Stored entries
━━━━
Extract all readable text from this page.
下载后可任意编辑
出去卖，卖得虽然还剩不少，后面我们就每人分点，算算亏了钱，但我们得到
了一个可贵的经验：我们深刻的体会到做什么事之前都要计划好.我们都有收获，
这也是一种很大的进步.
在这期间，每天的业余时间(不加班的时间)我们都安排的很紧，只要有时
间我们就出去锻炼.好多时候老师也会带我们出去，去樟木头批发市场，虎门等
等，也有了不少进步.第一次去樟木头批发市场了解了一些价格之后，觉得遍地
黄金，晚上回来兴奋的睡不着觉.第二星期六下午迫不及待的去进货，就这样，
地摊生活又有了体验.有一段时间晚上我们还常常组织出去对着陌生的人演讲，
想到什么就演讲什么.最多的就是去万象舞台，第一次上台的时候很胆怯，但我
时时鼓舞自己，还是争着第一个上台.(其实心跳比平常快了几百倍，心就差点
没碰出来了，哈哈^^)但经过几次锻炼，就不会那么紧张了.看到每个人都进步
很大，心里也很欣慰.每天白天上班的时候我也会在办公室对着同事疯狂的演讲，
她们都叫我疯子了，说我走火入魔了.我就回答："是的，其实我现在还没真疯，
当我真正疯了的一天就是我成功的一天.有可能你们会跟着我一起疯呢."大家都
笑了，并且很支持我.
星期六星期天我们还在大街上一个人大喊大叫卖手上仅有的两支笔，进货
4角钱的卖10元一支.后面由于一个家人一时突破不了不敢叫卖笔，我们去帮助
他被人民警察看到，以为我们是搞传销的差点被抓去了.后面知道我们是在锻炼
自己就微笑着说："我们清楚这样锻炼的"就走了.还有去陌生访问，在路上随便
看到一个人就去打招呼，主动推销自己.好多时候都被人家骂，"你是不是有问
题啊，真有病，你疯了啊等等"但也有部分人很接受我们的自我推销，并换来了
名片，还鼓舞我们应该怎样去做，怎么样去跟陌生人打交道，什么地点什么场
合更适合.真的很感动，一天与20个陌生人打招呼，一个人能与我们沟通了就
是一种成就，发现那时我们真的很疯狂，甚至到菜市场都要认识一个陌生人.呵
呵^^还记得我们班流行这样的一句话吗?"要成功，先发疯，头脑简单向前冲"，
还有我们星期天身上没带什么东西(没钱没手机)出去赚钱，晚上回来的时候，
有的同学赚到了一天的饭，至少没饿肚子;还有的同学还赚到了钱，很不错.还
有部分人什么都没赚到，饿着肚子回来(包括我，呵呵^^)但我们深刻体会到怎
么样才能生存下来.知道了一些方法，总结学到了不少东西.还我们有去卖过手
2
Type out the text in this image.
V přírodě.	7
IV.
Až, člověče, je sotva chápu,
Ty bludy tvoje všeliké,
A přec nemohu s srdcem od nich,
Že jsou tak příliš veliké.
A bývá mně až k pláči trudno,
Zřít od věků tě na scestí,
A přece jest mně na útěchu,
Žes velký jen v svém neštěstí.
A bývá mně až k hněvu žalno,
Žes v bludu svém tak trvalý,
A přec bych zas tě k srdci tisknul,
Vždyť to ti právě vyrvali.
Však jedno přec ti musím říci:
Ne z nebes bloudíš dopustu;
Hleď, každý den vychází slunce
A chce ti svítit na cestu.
━━━━
*SHORT PROBLEM*. Looking at the material above, count the lines that hold "svém" and give the total alone.

*THE SOLUTION*. 2